* [Problem statement]
Print the entries in full, word for word, but not the pictures.

((

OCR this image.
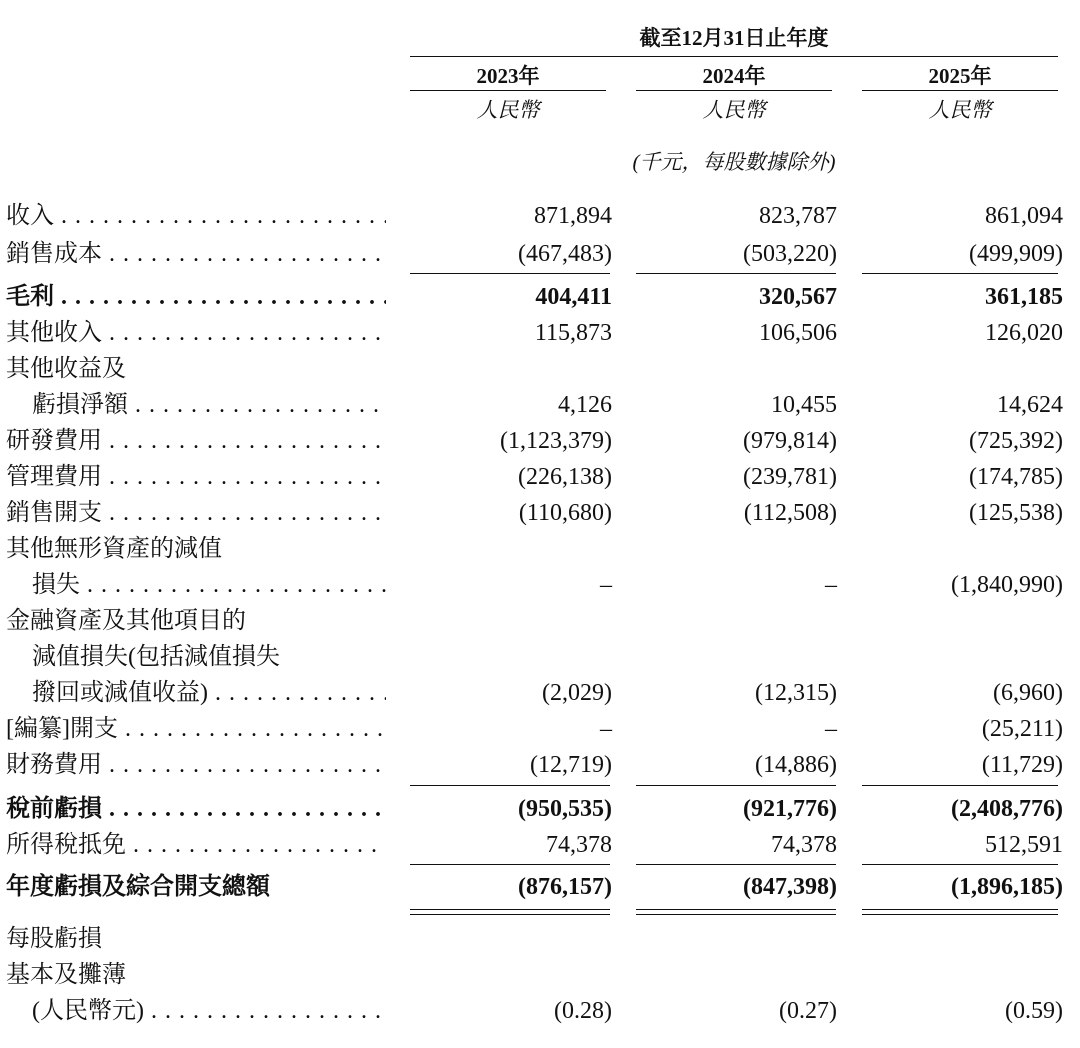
截至12月31日止年度
2023年	2024年	2025年
人民幣	人民幣	人民幣
(千元，每股數據除外)
收入 . . .	871,894	823,787	861,094
銷售成本 . . .	(467,483)	(503,220)	(499,909)
毛利 . . .	404,411	320,567	361,185
其他收入 . . .	115,873	106,506	126,020
其他收益及
虧損淨額 . . .	4,126	10,455	14,624
研發費用 . . .	(1,123,379)	(979,814)	(725,392)
管理費用 . . .	(226,138)	(239,781)	(174,785)
銷售開支 . . .	(110,680)	(112,508)	(125,538)
其他無形資產的減值
損失 . . .	–	–	(1,840,990)
金融資產及其他項目的
減值損失(包括減值損失
撥回或減值收益) . . .	(2,029)	(12,315)	(6,960)
[編纂]開支 . . .	–	–	(25,211)
財務費用 . . .	(12,719)	(14,886)	(11,729)
稅前虧損 . . .	(950,535)	(921,776)	(2,408,776)
所得稅抵免 . . .	74,378	74,378	512,591
年度虧損及綜合開支總額	(876,157)	(847,398)	(1,896,185)
每股虧損
基本及攤薄
(人民幣元) . . .	(0.28)	(0.27)	(0.59)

))

* [Solution for this task]
OCR this image.
截至12月31日止年度
2023年	2024年	2025年
人民幣	人民幣	人民幣
(千元，每股數據除外)
收入 . . .	871,894	823,787	861,094
銷售成本 . . .	(467,483)	(503,220)	(499,909)
毛利 . . .	404,411	320,567	361,185
其他收入 . . .	115,873	106,506	126,020
其他收益及
虧損淨額 . . .	4,126	10,455	14,624
研發費用 . . .	(1,123,379)	(979,814)	(725,392)
管理費用 . . .	(226,138)	(239,781)	(174,785)
銷售開支 . . .	(110,680)	(112,508)	(125,538)
其他無形資產的減值
損失 . . .	–	–	(1,840,990)
金融資產及其他項目的
減值損失(包括減值損失
撥回或減值收益) . . .	(2,029)	(12,315)	(6,960)
[編纂]開支 . . .	–	–	(25,211)
財務費用 . . .	(12,719)	(14,886)	(11,729)
稅前虧損 . . .	(950,535)	(921,776)	(2,408,776)
所得稅抵免 . . .	74,378	74,378	512,591
年度虧損及綜合開支總額	(876,157)	(847,398)	(1,896,185)
每股虧損
基本及攤薄
(人民幣元) . . .	(0.28)	(0.27)	(0.59)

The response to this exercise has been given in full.